WORK TO BE COMPLETED >> Count lines holding the string "потенциала" in the data that follows. Reply with one number only.

++++ RECORDS PROVIDED

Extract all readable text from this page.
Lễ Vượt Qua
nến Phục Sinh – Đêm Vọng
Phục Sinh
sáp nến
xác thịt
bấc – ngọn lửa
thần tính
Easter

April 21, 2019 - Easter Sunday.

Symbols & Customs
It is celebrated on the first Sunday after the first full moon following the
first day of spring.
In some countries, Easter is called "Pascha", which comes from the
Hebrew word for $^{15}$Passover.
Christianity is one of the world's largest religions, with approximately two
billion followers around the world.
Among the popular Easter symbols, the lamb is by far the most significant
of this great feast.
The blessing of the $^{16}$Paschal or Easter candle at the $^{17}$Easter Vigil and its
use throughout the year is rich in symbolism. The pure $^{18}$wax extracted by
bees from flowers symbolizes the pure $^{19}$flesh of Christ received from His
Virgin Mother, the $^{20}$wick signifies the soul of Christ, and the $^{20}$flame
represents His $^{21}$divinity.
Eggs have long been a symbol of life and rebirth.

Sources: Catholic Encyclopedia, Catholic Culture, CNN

++++++++
++++ RECORDS PROVIDED

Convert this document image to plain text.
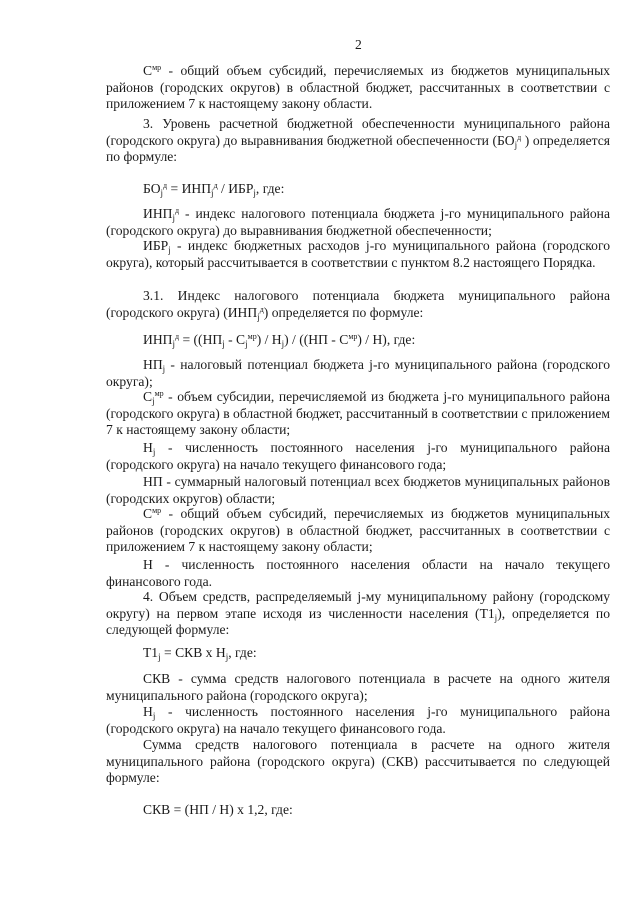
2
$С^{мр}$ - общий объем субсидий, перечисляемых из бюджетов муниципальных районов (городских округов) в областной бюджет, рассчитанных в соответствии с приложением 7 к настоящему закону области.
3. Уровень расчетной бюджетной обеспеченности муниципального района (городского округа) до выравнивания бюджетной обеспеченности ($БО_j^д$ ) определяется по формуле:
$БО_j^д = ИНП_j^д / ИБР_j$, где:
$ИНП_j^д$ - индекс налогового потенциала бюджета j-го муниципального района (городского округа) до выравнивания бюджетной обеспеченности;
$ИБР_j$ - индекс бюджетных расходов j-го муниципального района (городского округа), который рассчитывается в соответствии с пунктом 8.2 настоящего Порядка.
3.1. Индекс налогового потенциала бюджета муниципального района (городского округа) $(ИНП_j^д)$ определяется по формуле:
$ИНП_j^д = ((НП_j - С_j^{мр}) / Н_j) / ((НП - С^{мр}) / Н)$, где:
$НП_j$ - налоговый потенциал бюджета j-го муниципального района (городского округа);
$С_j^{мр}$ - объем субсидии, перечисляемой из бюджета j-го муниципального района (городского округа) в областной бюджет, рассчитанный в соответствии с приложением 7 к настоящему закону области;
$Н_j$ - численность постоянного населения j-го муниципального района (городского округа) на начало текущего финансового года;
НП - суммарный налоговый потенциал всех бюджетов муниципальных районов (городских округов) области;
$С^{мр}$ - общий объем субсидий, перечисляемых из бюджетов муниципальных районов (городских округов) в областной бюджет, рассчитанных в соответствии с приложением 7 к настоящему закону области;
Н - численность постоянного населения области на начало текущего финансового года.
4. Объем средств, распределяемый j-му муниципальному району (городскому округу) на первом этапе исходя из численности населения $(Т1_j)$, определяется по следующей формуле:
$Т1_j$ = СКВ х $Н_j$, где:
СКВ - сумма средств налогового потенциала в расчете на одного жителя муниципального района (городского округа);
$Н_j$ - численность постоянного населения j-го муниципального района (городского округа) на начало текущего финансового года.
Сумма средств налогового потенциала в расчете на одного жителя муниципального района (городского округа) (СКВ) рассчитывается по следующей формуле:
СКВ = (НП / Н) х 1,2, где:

++++++++

FULL SOLUTION >> 4